WORK INSTRUCTIONS :: Transcribe each record exactly. Include every one.

RECORDS TO PROCESS ::
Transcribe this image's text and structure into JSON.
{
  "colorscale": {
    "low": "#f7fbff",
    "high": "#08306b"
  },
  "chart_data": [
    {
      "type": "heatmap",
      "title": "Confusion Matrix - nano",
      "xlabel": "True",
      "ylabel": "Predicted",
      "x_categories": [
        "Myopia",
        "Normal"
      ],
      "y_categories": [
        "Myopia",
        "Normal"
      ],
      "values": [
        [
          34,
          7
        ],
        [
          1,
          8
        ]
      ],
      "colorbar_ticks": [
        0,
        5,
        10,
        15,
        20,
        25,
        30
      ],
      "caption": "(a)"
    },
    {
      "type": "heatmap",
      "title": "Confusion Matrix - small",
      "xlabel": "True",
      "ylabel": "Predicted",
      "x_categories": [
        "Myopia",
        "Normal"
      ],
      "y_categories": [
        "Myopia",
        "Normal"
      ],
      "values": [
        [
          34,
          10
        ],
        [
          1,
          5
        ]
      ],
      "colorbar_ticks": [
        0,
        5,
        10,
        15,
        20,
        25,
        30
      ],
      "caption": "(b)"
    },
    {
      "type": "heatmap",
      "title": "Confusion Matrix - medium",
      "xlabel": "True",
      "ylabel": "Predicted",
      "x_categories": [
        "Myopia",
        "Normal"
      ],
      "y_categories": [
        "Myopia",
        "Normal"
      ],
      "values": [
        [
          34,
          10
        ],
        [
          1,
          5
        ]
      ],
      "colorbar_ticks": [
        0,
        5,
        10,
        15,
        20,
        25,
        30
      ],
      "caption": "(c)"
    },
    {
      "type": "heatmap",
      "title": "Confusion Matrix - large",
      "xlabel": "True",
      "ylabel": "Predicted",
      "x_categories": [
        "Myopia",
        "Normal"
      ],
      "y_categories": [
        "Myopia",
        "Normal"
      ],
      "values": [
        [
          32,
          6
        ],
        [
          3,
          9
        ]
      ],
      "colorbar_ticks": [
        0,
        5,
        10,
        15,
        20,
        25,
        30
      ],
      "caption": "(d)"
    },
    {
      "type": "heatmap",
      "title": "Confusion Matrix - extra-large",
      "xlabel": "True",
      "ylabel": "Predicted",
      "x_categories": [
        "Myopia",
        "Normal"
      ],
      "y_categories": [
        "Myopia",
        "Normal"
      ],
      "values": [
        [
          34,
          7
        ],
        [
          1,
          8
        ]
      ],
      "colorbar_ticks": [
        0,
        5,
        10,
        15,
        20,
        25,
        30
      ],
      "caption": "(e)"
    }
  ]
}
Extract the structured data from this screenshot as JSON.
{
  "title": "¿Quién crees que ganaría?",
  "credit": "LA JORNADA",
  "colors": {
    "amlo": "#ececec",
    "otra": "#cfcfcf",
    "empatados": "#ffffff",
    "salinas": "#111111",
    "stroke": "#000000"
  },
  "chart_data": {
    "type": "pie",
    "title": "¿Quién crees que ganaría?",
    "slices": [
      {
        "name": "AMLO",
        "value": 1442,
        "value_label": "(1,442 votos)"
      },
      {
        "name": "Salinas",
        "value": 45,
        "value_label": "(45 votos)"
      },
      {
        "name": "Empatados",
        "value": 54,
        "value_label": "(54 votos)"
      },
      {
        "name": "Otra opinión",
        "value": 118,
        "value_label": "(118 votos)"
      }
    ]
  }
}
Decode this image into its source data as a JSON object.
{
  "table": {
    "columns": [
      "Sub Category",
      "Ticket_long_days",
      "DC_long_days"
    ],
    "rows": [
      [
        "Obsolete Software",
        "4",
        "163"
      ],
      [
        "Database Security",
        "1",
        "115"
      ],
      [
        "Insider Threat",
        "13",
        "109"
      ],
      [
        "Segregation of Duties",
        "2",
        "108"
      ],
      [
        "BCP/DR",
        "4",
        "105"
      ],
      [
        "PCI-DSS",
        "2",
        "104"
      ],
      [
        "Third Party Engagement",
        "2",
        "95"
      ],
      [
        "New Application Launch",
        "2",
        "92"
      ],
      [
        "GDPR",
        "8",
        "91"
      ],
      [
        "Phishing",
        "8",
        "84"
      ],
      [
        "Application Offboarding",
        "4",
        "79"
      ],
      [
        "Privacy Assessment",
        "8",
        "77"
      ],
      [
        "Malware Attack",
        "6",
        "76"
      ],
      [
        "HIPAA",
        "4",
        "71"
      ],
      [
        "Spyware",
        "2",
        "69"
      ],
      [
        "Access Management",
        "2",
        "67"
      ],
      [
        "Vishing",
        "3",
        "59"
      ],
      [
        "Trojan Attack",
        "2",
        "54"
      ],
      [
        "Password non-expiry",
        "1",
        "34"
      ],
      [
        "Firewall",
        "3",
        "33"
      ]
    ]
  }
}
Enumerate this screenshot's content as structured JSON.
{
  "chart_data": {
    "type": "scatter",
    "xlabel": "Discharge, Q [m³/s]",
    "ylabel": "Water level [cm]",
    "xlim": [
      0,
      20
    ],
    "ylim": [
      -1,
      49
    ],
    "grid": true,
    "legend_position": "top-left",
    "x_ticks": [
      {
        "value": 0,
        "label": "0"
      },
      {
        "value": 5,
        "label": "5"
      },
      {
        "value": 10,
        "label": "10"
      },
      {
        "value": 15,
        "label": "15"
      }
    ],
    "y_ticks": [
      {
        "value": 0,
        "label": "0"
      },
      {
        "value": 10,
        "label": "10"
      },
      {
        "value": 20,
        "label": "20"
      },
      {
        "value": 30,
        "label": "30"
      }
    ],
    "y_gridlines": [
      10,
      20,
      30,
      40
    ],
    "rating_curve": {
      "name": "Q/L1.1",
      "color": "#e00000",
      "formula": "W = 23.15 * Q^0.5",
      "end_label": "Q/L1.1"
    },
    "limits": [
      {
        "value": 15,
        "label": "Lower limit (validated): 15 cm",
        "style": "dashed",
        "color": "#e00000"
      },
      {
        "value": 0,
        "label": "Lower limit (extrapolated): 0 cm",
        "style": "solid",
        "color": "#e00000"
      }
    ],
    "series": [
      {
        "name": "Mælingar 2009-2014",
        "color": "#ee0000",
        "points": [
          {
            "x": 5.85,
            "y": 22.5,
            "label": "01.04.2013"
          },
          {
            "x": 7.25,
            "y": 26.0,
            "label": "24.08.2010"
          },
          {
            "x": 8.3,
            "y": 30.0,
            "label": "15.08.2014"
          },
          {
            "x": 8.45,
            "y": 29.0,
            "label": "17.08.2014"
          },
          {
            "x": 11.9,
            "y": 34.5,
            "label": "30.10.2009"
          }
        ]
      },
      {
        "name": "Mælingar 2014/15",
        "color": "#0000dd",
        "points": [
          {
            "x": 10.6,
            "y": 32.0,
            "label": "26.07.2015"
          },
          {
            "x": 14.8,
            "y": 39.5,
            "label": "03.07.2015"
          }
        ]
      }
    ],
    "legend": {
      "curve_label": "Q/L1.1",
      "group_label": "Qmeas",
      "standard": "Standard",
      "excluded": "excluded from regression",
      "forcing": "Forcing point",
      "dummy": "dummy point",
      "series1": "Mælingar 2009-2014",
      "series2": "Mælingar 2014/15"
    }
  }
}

COMPLETED EXERCISE ::
Transcribe this image's text and structure into JSON.
{
  "colorscale": {
    "low": "#f7fbff",
    "high": "#08306b"
  },
  "chart_data": [
    {
      "type": "heatmap",
      "title": "Confusion Matrix - nano",
      "xlabel": "True",
      "ylabel": "Predicted",
      "x_categories": [
        "Myopia",
        "Normal"
      ],
      "y_categories": [
        "Myopia",
        "Normal"
      ],
      "values": [
        [
          34,
          7
        ],
        [
          1,
          8
        ]
      ],
      "colorbar_ticks": [
        0,
        5,
        10,
        15,
        20,
        25,
        30
      ],
      "caption": "(a)"
    },
    {
      "type": "heatmap",
      "title": "Confusion Matrix - small",
      "xlabel": "True",
      "ylabel": "Predicted",
      "x_categories": [
        "Myopia",
        "Normal"
      ],
      "y_categories": [
        "Myopia",
        "Normal"
      ],
      "values": [
        [
          34,
          10
        ],
        [
          1,
          5
        ]
      ],
      "colorbar_ticks": [
        0,
        5,
        10,
        15,
        20,
        25,
        30
      ],
      "caption": "(b)"
    },
    {
      "type": "heatmap",
      "title": "Confusion Matrix - medium",
      "xlabel": "True",
      "ylabel": "Predicted",
      "x_categories": [
        "Myopia",
        "Normal"
      ],
      "y_categories": [
        "Myopia",
        "Normal"
      ],
      "values": [
        [
          34,
          10
        ],
        [
          1,
          5
        ]
      ],
      "colorbar_ticks": [
        0,
        5,
        10,
        15,
        20,
        25,
        30
      ],
      "caption": "(c)"
    },
    {
      "type": "heatmap",
      "title": "Confusion Matrix - large",
      "xlabel": "True",
      "ylabel": "Predicted",
      "x_categories": [
        "Myopia",
        "Normal"
      ],
      "y_categories": [
        "Myopia",
        "Normal"
      ],
      "values": [
        [
          32,
          6
        ],
        [
          3,
          9
        ]
      ],
      "colorbar_ticks": [
        0,
        5,
        10,
        15,
        20,
        25,
        30
      ],
      "caption": "(d)"
    },
    {
      "type": "heatmap",
      "title": "Confusion Matrix - extra-large",
      "xlabel": "True",
      "ylabel": "Predicted",
      "x_categories": [
        "Myopia",
        "Normal"
      ],
      "y_categories": [
        "Myopia",
        "Normal"
      ],
      "values": [
        [
          34,
          7
        ],
        [
          1,
          8
        ]
      ],
      "colorbar_ticks": [
        0,
        5,
        10,
        15,
        20,
        25,
        30
      ],
      "caption": "(e)"
    }
  ]
}
Extract the structured data from this screenshot as JSON.
{
  "title": "¿Quién crees que ganaría?",
  "credit": "LA JORNADA",
  "colors": {
    "amlo": "#ececec",
    "otra": "#cfcfcf",
    "empatados": "#ffffff",
    "salinas": "#111111",
    "stroke": "#000000"
  },
  "chart_data": {
    "type": "pie",
    "title": "¿Quién crees que ganaría?",
    "slices": [
      {
        "name": "AMLO",
        "value": 1442,
        "value_label": "(1,442 votos)"
      },
      {
        "name": "Salinas",
        "value": 45,
        "value_label": "(45 votos)"
      },
      {
        "name": "Empatados",
        "value": 54,
        "value_label": "(54 votos)"
      },
      {
        "name": "Otra opinión",
        "value": 118,
        "value_label": "(118 votos)"
      }
    ]
  }
}
Decode this image into its source data as a JSON object.
{
  "table": {
    "columns": [
      "Sub Category",
      "Ticket_long_days",
      "DC_long_days"
    ],
    "rows": [
      [
        "Obsolete Software",
        "4",
        "163"
      ],
      [
        "Database Security",
        "1",
        "115"
      ],
      [
        "Insider Threat",
        "13",
        "109"
      ],
      [
        "Segregation of Duties",
        "2",
        "108"
      ],
      [
        "BCP/DR",
        "4",
        "105"
      ],
      [
        "PCI-DSS",
        "2",
        "104"
      ],
      [
        "Third Party Engagement",
        "2",
        "95"
      ],
      [
        "New Application Launch",
        "2",
        "92"
      ],
      [
        "GDPR",
        "8",
        "91"
      ],
      [
        "Phishing",
        "8",
        "84"
      ],
      [
        "Application Offboarding",
        "4",
        "79"
      ],
      [
        "Privacy Assessment",
        "8",
        "77"
      ],
      [
        "Malware Attack",
        "6",
        "76"
      ],
      [
        "HIPAA",
        "4",
        "71"
      ],
      [
        "Spyware",
        "2",
        "69"
      ],
      [
        "Access Management",
        "2",
        "67"
      ],
      [
        "Vishing",
        "3",
        "59"
      ],
      [
        "Trojan Attack",
        "2",
        "54"
      ],
      [
        "Password non-expiry",
        "1",
        "34"
      ],
      [
        "Firewall",
        "3",
        "33"
      ]
    ]
  }
}
Enumerate this screenshot's content as structured JSON.
{
  "chart_data": {
    "type": "scatter",
    "xlabel": "Discharge, Q [m³/s]",
    "ylabel": "Water level [cm]",
    "xlim": [
      0,
      20
    ],
    "ylim": [
      -1,
      49
    ],
    "grid": true,
    "legend_position": "top-left",
    "x_ticks": [
      {
        "value": 0,
        "label": "0"
      },
      {
        "value": 5,
        "label": "5"
      },
      {
        "value": 10,
        "label": "10"
      },
      {
        "value": 15,
        "label": "15"
      }
    ],
    "y_ticks": [
      {
        "value": 0,
        "label": "0"
      },
      {
        "value": 10,
        "label": "10"
      },
      {
        "value": 20,
        "label": "20"
      },
      {
        "value": 30,
        "label": "30"
      }
    ],
    "y_gridlines": [
      10,
      20,
      30,
      40
    ],
    "rating_curve": {
      "name": "Q/L1.1",
      "color": "#e00000",
      "formula": "W = 23.15 * Q^0.5",
      "end_label": "Q/L1.1"
    },
    "limits": [
      {
        "value": 15,
        "label": "Lower limit (validated): 15 cm",
        "style": "dashed",
        "color": "#e00000"
      },
      {
        "value": 0,
        "label": "Lower limit (extrapolated): 0 cm",
        "style": "solid",
        "color": "#e00000"
      }
    ],
    "series": [
      {
        "name": "Mælingar 2009-2014",
        "color": "#ee0000",
        "points": [
          {
            "x": 5.85,
            "y": 22.5,
            "label": "01.04.2013"
          },
          {
            "x": 7.25,
            "y": 26.0,
            "label": "24.08.2010"
          },
          {
            "x": 8.3,
            "y": 30.0,
            "label": "15.08.2014"
          },
          {
            "x": 8.45,
            "y": 29.0,
            "label": "17.08.2014"
          },
          {
            "x": 11.9,
            "y": 34.5,
            "label": "30.10.2009"
          }
        ]
      },
      {
        "name": "Mælingar 2014/15",
        "color": "#0000dd",
        "points": [
          {
            "x": 10.6,
            "y": 32.0,
            "label": "26.07.2015"
          },
          {
            "x": 14.8,
            "y": 39.5,
            "label": "03.07.2015"
          }
        ]
      }
    ],
    "legend": {
      "curve_label": "Q/L1.1",
      "group_label": "Qmeas",
      "standard": "Standard",
      "excluded": "excluded from regression",
      "forcing": "Forcing point",
      "dummy": "dummy point",
      "series1": "Mælingar 2009-2014",
      "series2": "Mælingar 2014/15"
    }
  }
}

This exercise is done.